--- BEGIN ---

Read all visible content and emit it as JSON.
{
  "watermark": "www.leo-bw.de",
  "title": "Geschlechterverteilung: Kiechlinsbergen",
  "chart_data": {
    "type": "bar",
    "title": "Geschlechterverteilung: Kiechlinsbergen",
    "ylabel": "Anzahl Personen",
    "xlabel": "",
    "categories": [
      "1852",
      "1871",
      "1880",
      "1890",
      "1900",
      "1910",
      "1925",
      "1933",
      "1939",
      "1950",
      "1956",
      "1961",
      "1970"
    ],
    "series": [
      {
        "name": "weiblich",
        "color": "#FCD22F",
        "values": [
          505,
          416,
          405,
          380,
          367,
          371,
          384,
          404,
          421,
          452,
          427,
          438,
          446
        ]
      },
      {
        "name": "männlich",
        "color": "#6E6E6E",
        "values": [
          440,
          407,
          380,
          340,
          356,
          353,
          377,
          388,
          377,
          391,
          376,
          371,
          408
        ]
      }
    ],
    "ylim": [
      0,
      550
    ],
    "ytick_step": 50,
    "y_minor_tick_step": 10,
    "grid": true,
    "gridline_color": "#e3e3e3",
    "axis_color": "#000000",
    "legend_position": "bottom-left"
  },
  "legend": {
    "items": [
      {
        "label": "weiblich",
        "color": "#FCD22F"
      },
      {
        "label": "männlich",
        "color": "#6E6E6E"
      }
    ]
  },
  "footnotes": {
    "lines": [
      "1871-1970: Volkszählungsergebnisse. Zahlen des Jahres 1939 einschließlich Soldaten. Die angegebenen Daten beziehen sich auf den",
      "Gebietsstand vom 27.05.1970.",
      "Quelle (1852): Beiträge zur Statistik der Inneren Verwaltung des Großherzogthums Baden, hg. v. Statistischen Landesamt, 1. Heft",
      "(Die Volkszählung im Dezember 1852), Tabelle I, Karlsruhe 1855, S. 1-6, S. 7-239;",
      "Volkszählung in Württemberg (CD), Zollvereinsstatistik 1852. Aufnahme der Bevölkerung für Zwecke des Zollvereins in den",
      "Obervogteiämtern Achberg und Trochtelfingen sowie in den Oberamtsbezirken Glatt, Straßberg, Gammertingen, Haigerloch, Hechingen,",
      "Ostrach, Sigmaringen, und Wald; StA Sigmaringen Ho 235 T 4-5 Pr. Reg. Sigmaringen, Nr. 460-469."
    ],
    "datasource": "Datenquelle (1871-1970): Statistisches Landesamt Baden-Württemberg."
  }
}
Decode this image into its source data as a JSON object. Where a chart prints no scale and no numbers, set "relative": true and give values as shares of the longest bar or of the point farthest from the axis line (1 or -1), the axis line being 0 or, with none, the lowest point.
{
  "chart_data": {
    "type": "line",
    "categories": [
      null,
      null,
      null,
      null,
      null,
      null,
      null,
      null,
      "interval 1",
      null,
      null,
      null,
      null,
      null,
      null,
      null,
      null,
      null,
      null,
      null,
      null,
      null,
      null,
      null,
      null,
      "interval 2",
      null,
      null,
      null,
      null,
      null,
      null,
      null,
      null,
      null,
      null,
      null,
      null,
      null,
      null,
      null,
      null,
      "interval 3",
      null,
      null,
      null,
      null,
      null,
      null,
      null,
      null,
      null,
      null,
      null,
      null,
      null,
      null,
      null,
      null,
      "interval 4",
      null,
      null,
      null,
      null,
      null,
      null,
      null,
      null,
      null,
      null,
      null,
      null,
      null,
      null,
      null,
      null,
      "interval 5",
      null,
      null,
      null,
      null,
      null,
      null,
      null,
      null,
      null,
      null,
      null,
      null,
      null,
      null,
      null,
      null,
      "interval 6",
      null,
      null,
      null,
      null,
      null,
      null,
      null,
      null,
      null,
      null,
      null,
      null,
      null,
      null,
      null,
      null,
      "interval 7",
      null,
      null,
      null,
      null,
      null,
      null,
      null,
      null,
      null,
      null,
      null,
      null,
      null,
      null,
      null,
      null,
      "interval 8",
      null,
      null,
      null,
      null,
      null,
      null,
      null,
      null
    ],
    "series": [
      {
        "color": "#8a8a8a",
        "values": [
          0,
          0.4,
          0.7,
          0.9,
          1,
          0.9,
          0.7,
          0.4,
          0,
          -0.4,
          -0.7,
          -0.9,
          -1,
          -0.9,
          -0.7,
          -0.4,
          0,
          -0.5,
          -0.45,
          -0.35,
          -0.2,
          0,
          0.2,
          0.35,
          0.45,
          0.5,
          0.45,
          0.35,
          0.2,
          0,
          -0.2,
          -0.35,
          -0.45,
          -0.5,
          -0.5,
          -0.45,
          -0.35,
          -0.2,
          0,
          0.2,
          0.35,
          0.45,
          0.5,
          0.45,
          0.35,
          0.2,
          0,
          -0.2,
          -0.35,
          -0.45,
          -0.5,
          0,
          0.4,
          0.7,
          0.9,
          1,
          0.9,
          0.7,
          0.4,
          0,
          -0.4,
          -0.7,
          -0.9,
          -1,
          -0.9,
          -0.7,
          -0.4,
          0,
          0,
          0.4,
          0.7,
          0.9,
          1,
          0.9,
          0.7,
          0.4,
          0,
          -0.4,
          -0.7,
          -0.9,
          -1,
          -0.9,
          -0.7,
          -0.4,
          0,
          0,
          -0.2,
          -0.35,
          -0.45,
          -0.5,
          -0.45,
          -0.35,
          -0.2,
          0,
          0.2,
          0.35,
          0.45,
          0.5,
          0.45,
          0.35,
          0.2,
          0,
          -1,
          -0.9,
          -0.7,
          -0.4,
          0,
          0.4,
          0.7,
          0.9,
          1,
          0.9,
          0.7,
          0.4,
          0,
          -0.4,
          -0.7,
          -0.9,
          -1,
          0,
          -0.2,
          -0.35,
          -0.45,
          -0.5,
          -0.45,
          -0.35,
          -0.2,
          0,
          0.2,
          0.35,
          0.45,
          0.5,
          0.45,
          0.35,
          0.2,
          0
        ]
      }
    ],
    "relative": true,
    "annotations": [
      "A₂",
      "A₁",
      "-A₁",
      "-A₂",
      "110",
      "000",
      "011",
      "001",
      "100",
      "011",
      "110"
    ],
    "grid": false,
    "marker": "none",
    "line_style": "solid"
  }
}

--- END ---

WRITTEN EXERCISE
Find and copy each line above that includes the string "JSON".

ANSWER TO THE TASK
Read all visible content and emit it as JSON.
Decode this image into its source data as a JSON object. Where a chart prints no scale and no numbers, set "relative": true and give values as shares of the longest bar or of the point farthest from the axis line (1 or -1), the axis line being 0 or, with none, the lowest point.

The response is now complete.